PAGE TEXT start

How to check if Id is already exist in mysql database using php

Question

Im trying to use this code but its not working for some reason...

Errorcode: Warning: mysql_num_rows() expects parameter 1 to be resource, line number 27

the code im using:

<?php
 include("db.php");

    $lname = $_POST['lname'];
    $fname = $_POST['fname'];
    $mname = $_POST['mname'];
    $adress = $_POST['address'];
    $gender = $_POST['gender'];
    $nationality = $_POST['nationality'];
    $religion = $_POST['religion'];
    $contact = $_POST['contact'];
    $email = $_POST['email'];
    $school = $_POST['school'];
    $year = $_POST['year'];
    $schooladd = $_POST['schooladd'];
    $schoolid = $_POST['schoolid'];
    $database = $school;
    mysql_select_db("$database", $con); 
    $ID = str_replace(' ', '_', $lname.$schoolid);

    //check if id already exist

  $check = mysql_query("SELECT * from wup WHERE Schoolid = '$schoolid'");   

  if (mysql_num_rows($check) > 0) {
   echo "User Already Exist";   
  }

  else
    {
    $sql = "INSERT INTO scholars (ID, Schoolid, Lastname, Firstname, Middlename, Address, Gender, Nationality, Religion, Contact, Email, School, Year, Schooladdress)
     VALUES ('$ID', '$schoolid', '$lname', '$fname', '$mname', '$adress', '$gender',
    '$nationality', '$religion', '$contact', '$email', '$school', '$year', '$schooladd')";}

   mysql_query($sql,$con);
   mysql_close($con);
  ?>

Answer 1

The error Warning: mysql_num_rows() expects parameter 1 to be resource means that your query had a syntax error.

On successful execution of query, the result variable $check will contain results on that you can perform mysql_num_rows .

If it fails, the value of $check will be FALSE and mysql_num_rows will fail.

Avoid using mysql functions, because they are deprecated. Use mysqli functions instead

Answer 2

If School id is primary key then try replacing the particular line

$check = mysql_query("SELECT * from wup WHERE Schoolid = '$schoolid'");

with

$check = mysql_query("SELECT * from wup WHERE Schoolid = ".$schoolid);

Answer 3

$checkid= mysqli_query($con,"SELECT * FROM scholars WHERE ID= '".$schoolid."'  ")
$match  = mysqli_num_rows($checkid);

if ($match > 0){
    echo "<script>
        alert('ID already exist!');
    </script>";
}

PAGE TEXT end
DATA ROWS start

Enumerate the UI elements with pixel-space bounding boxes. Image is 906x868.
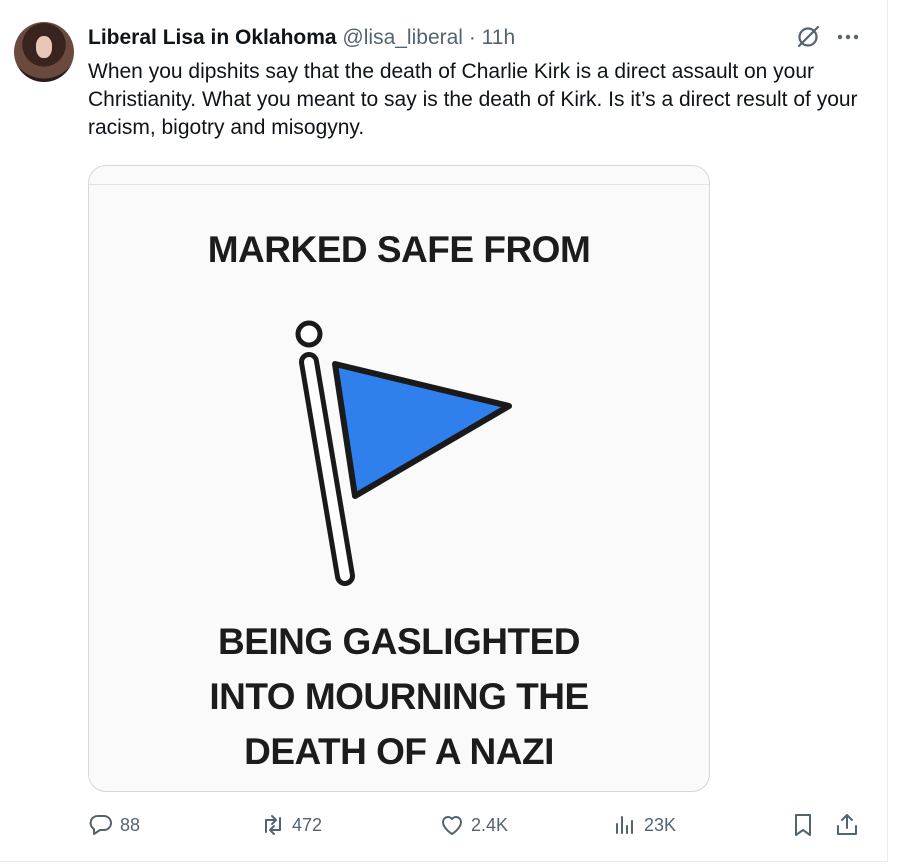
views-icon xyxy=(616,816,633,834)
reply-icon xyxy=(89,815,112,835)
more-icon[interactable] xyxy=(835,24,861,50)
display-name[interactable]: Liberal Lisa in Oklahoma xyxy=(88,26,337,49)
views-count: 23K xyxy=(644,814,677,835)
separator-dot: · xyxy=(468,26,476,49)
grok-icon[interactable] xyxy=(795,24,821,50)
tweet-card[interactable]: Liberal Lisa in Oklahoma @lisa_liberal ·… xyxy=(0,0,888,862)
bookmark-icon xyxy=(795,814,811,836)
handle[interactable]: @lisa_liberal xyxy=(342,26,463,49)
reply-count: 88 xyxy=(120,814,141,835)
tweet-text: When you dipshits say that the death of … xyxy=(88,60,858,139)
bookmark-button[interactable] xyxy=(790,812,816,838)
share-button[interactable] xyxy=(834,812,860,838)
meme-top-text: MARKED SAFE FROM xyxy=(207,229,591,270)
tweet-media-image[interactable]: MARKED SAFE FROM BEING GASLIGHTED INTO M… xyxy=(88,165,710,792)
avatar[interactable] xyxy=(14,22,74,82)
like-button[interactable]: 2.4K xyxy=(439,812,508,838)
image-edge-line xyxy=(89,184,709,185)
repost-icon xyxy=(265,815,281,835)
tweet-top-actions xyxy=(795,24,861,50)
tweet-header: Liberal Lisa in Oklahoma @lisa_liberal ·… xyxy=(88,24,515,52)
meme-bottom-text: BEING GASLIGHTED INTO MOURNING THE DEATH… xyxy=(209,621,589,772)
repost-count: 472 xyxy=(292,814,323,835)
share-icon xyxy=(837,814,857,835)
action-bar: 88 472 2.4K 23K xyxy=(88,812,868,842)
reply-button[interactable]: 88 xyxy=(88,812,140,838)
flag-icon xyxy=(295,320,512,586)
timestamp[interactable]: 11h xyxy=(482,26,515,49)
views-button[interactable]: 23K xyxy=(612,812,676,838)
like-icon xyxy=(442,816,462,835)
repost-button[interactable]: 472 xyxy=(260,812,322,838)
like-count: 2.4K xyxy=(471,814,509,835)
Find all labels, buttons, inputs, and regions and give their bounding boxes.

DATA ROWS end

__BRIEF 1__
According to the first answer in the thread about checking for an existing ID in a MySQL database, why does mysql_num_rows() produce the warning? Reply in one to three sentences.
__BRIEF 2__
In the records, reproduce word for word the lines starting at the one containing "views-icon xyxy=(616,816,633,834)" and ending after the one containing "handle[interactable]: @lisa_liberal xyxy=(342,26,463,49)".
The thread and the records were drawn from unrelated sources.

__EXERCISE OUTPUT 1__
The warning means the query had a syntax error, so it did not execute successfully. When a query fails, $check holds FALSE instead of a result, and mysql_num_rows fails because it can only work on the results of a successful query.

__EXERCISE OUTPUT 2__
views-icon xyxy=(616,816,633,834)
reply-icon xyxy=(89,815,112,835)
more-icon[interactable] xyxy=(835,24,861,50)
display-name[interactable]: Liberal Lisa in Oklahoma xyxy=(88,26,337,49)
views-count: 23K xyxy=(644,814,677,835)
separator-dot: · xyxy=(468,26,476,49)
grok-icon[interactable] xyxy=(795,24,821,50)
tweet-card[interactable]: Liberal Lisa in Oklahoma @lisa_liberal ·… xyxy=(0,0,888,862)
bookmark-icon xyxy=(795,814,811,836)
handle[interactable]: @lisa_liberal xyxy=(342,26,463,49)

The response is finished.